▸ Exercise: Reproduce without alteration the lines of the entries that run from the line containing "gis-map-canvas[interactable]: 2901 2951" through the line containing "el-sub-sta-label: Sta <box>433", inclusive.

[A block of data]
- - -
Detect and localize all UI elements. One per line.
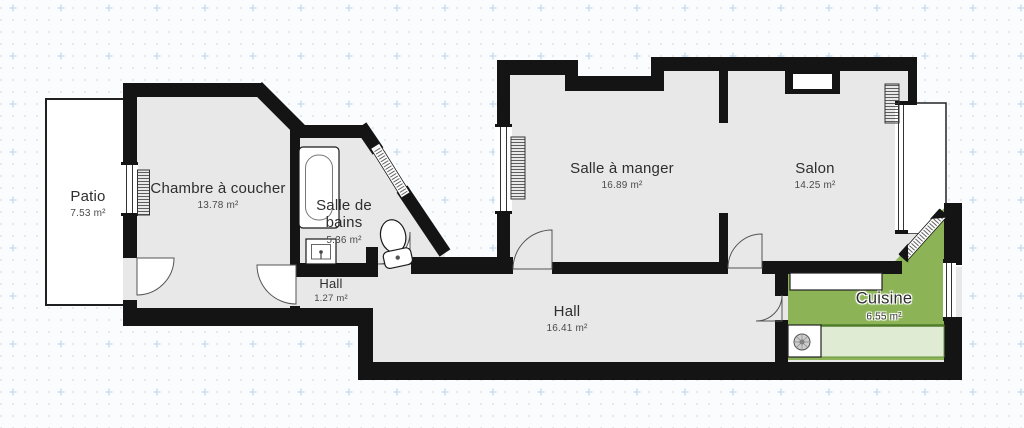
- room-salle-a-manger[interactable]: [512, 74, 717, 259]
- room-hall-principal[interactable]: [378, 278, 773, 358]
- floor-plan-canvas: Patio 7.53 m² Chambre à coucher 13.78 m²…: [0, 0, 1024, 428]
- stove-icon[interactable]: [788, 325, 821, 357]
- floor-plan-svg: [0, 0, 1024, 428]
- room-salon[interactable]: [730, 74, 893, 257]
- window-bedroom[interactable]: [121, 162, 138, 216]
- window-dining[interactable]: [495, 124, 512, 214]
- room-hall-petit[interactable]: [302, 278, 370, 306]
- kitchen-counter-top[interactable]: [790, 273, 882, 290]
- room-salle-de-bains[interactable]: [300, 140, 400, 260]
- window-kitchen[interactable]: [943, 259, 956, 321]
- kitchen-counter-bottom[interactable]: [820, 325, 944, 357]
- room-chambre[interactable]: [140, 100, 285, 305]
- room-patio[interactable]: [46, 99, 133, 305]
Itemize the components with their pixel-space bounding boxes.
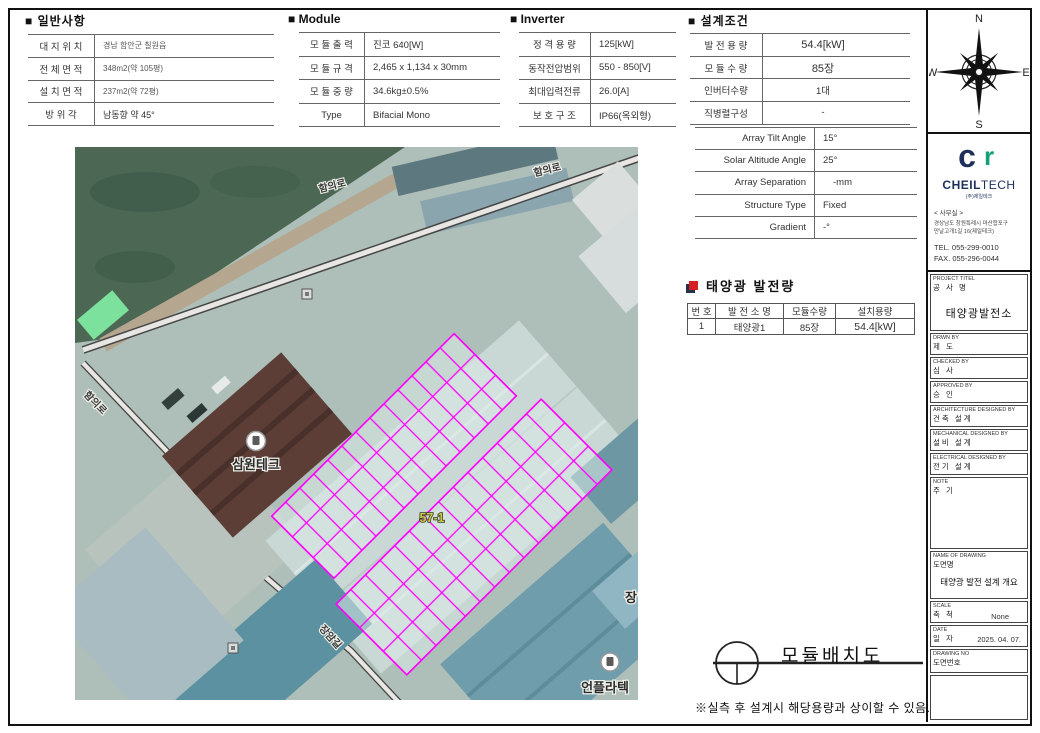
- cell: 54.4[kW]: [836, 319, 914, 334]
- row-value: IP66(옥외형): [591, 104, 676, 127]
- generation-section-title: 태양광 발전량: [686, 276, 795, 295]
- map-label-company: 언플라텍: [581, 680, 629, 695]
- titleblock-drawing-no: DRAWING NO도면번호: [930, 649, 1028, 673]
- office-contacts: TEL. 055-299-0010FAX. 055-296-0044: [934, 242, 1026, 265]
- col-header: 번 호: [688, 304, 716, 319]
- row-label: Gradient: [695, 217, 815, 238]
- row-value: Bifacial Mono: [365, 104, 500, 127]
- module-section-title: ■ Module: [288, 12, 341, 26]
- drawing-name-value: 태양광 발전 설계 개요: [931, 576, 1027, 588]
- titleblock-note: NOTE주 기: [930, 477, 1028, 549]
- compass-w: W: [929, 67, 938, 79]
- company-logo-box: c r CHEILTECH (주)제일테크 < 사무실 > 경상남도 창원특례시…: [928, 134, 1030, 272]
- row-value: 125[kW]: [591, 33, 676, 56]
- titleblock-architecture: ARCHITECTURE DESIGNED BY건축 설계: [930, 405, 1028, 427]
- footer-note: ※실측 후 설계시 해당용량과 상이할 수 있음.: [695, 699, 931, 716]
- compass-s: S: [975, 119, 982, 130]
- row-label: 직병렬구성: [690, 102, 763, 124]
- scale-value: None: [991, 612, 1009, 621]
- row-value: 15°: [815, 128, 917, 149]
- poi-marker: [247, 432, 266, 451]
- row-value: Fixed: [815, 195, 917, 216]
- row-label: Array Tilt Angle: [695, 128, 815, 149]
- row-label: Type: [299, 104, 365, 127]
- row-value: -°: [815, 217, 917, 238]
- titleblock-empty: [930, 675, 1028, 720]
- row-label: Solar Altitude Angle: [695, 150, 815, 171]
- titleblock-date: DATE 일 자 2025. 04. 07.: [930, 625, 1028, 647]
- small-building-icon: [302, 289, 312, 299]
- row-value: -mm: [815, 172, 917, 193]
- row-value: 54.4[kW]: [763, 34, 883, 56]
- generation-table: 번 호 발 전 소 명 모듈수량 설치용량 1 태양광1 85장 54.4[kW…: [687, 303, 915, 335]
- generation-title-text: 태양광 발전량: [706, 276, 795, 295]
- row-value: -: [763, 102, 883, 124]
- cheiltech-logo-icon: c r: [949, 140, 1009, 172]
- row-value: 경남 함안군 칠원읍: [95, 35, 274, 57]
- row-label: 인버터수량: [690, 79, 763, 101]
- titleblock-checked: CHECKED BY심 사: [930, 357, 1028, 379]
- titleblock-mechanical: MECHANICAL DESIGNED BY설비 설계: [930, 429, 1028, 451]
- row-label: 전 체 면 적: [28, 58, 95, 80]
- row-label: 모 듈 중 량: [299, 80, 365, 103]
- col-header: 발 전 소 명: [716, 304, 784, 319]
- compass-rose-icon: N S W E: [929, 12, 1029, 130]
- red-square-icon: [689, 281, 698, 290]
- compass-box: N S W E: [928, 10, 1030, 134]
- row-label: 방 위 각: [28, 103, 95, 125]
- compass-n: N: [975, 13, 983, 25]
- cell: 1: [688, 319, 716, 334]
- row-value: 1대: [763, 79, 883, 101]
- row-label: Array Separation: [695, 172, 815, 193]
- col-header: 설치용량: [836, 304, 914, 319]
- general-section-title: ■ 일반사항: [25, 12, 86, 29]
- map-label-company: 장: [625, 590, 637, 605]
- cell: 85장: [784, 319, 836, 334]
- satellite-map: 함의로 함의로 함의로 장암길 삼원테크 언플라텍 장 57-1: [75, 147, 638, 700]
- row-label: 설 치 면 적: [28, 81, 95, 103]
- small-building-icon: [228, 643, 238, 653]
- row-label: 정 격 용 량: [519, 33, 591, 56]
- row-label: 보 호 구 조: [519, 104, 591, 127]
- row-value: 남동향 약 45°: [95, 103, 274, 125]
- row-label: 모 듈 규 격: [299, 57, 365, 80]
- row-value: 34.6kg±0.5%: [365, 80, 500, 103]
- office-address: 경상남도 창원특례시 마산합포구만날고개1길 16(제일테크): [934, 220, 1026, 237]
- row-label: 발 전 용 량: [690, 34, 763, 56]
- svg-text:r: r: [984, 141, 994, 171]
- row-label: 동작전압범위: [519, 57, 591, 80]
- row-value: 85장: [763, 57, 883, 79]
- date-value: 2025. 04. 07.: [977, 635, 1021, 644]
- design-section-title: ■ 설계조건: [688, 12, 749, 29]
- general-table: 대 지 위 치경남 함안군 칠원읍 전 체 면 적348m2(약 105평) 설…: [28, 34, 274, 126]
- row-label: 최대입력전류: [519, 80, 591, 103]
- design-table-2: Array Tilt Angle15° Solar Altitude Angle…: [695, 127, 917, 239]
- titleblock-drawing-name: NAME OF DRAWING 도면명 태양광 발전 설계 개요: [930, 551, 1028, 599]
- titleblock-drwn: DRWN BY제 도: [930, 333, 1028, 355]
- row-value: 25°: [815, 150, 917, 171]
- company-wordmark: CHEILTECH: [928, 178, 1030, 192]
- cell: 태양광1: [716, 319, 784, 334]
- titleblock-project: PROJECT TITEL 공 사 명 태양광발전소: [930, 274, 1028, 331]
- module-table: 모 듈 출 력진코 640[W] 모 듈 규 격2,465 x 1,134 x …: [299, 32, 500, 127]
- inverter-table: 정 격 용 량125[kW] 동작전압범위550 - 850[V] 최대입력전류…: [519, 32, 676, 127]
- title-block-sections: PROJECT TITEL 공 사 명 태양광발전소 DRWN BY제 도 CH…: [928, 272, 1030, 722]
- titleblock-approved: APPROVED BY승 인: [930, 381, 1028, 403]
- row-value: 550 - 850[V]: [591, 57, 676, 80]
- row-label: 모 듈 수 량: [690, 57, 763, 79]
- col-header: 모듈수량: [784, 304, 836, 319]
- map-parcel-number: 57-1: [419, 511, 444, 525]
- compass-e: E: [1022, 67, 1029, 79]
- map-label-company: 삼원테크: [232, 457, 280, 472]
- drawing-title: 모듈배치도: [781, 641, 883, 668]
- row-value: 진코 640[W]: [365, 33, 500, 56]
- company-subname: (주)제일테크: [928, 193, 1030, 200]
- office-label: < 사무실 >: [934, 207, 1026, 217]
- project-title-value: 태양광발전소: [931, 305, 1027, 321]
- design-table-1: 발 전 용 량54.4[kW] 모 듈 수 량85장 인버터수량1대 직병렬구성…: [690, 33, 910, 125]
- row-label: 대 지 위 치: [28, 35, 95, 57]
- row-value: 2,465 x 1,134 x 30mm: [365, 57, 500, 80]
- row-label: 모 듈 출 력: [299, 33, 365, 56]
- row-value: 348m2(약 105평): [95, 58, 274, 80]
- row-value: 237m2(약 72평): [95, 81, 274, 103]
- office-info: < 사무실 > 경상남도 창원특례시 마산합포구만날고개1길 16(제일테크) …: [928, 200, 1030, 265]
- row-value: 26.0[A]: [591, 80, 676, 103]
- row-label: Structure Type: [695, 195, 815, 216]
- title-block-column: N S W E c r CHEILTECH (주)제일테크 < 사무실 > 경상…: [926, 10, 1030, 722]
- svg-text:c: c: [958, 140, 976, 172]
- poi-marker: [601, 653, 619, 671]
- titleblock-scale: SCALE 축 척 None: [930, 601, 1028, 623]
- inverter-section-title: ■ Inverter: [510, 12, 565, 26]
- titleblock-electrical: ELECTRICAL DESIGNED BY전기 설계: [930, 453, 1028, 475]
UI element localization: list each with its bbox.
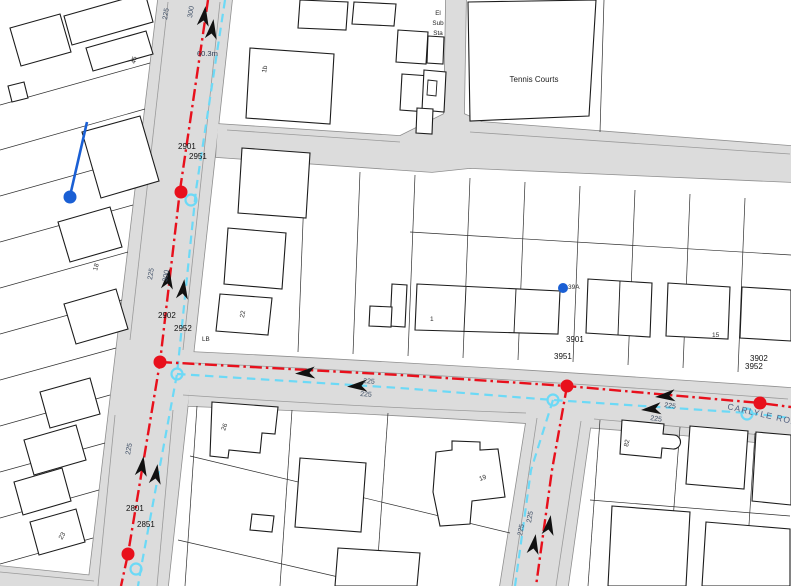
gis-map-canvas[interactable]: 2901 2951 2902 2952 2801 2851 3901 3951 … <box>0 0 791 586</box>
service-pipe-blue[interactable] <box>70 122 87 196</box>
main-id-label: 2902 <box>158 311 176 320</box>
main-id-label: 2901 <box>178 142 196 151</box>
el-sub-sta-label: Sta <box>433 30 443 37</box>
tennis-courts-label: Tennis Courts <box>510 75 559 84</box>
letter-box-label: LB <box>202 336 210 343</box>
main-id-label: 2952 <box>174 324 192 333</box>
house-number: 1 <box>430 316 434 323</box>
main-id-label: 2801 <box>126 504 144 513</box>
pipe-size-label: 225 <box>360 391 372 399</box>
service-dot-39a <box>558 283 568 293</box>
pipe-size-label: 225 <box>363 378 375 386</box>
house-number-39a: 39A <box>568 284 580 291</box>
measurement-label: 60.3m <box>197 49 218 58</box>
house-number: 15 <box>712 332 720 339</box>
utility-map-svg[interactable]: 2901 2951 2902 2952 2801 2851 3901 3951 … <box>0 0 791 586</box>
main-id-label: 3952 <box>745 362 763 371</box>
el-sub-sta-label: Sub <box>432 20 444 27</box>
main-id-label: 3901 <box>566 335 584 344</box>
valve-dot <box>175 186 188 199</box>
valve-dot <box>154 356 167 369</box>
main-id-label: 2851 <box>137 520 155 529</box>
main-id-label: 2951 <box>189 152 207 161</box>
main-id-label: 3951 <box>554 352 572 361</box>
tennis-courts-area <box>468 0 596 121</box>
valve-dot <box>122 548 135 561</box>
service-dot <box>64 191 77 204</box>
valve-dot <box>561 380 574 393</box>
el-sub-sta-label: El <box>435 10 441 17</box>
house-number: 18 <box>92 262 101 271</box>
- - -
▸ Answer to this problem:
gis-map-canvas[interactable]: 2901 2951 2902 2952 2801 2851 3901 3951 … <box>0 0 791 586</box>
service-pipe-blue[interactable] <box>70 122 87 196</box>
main-id-label: 2902 <box>158 311 176 320</box>
main-id-label: 2901 <box>178 142 196 151</box>
el-sub-sta-label: Sta <box>433 30 443 37</box>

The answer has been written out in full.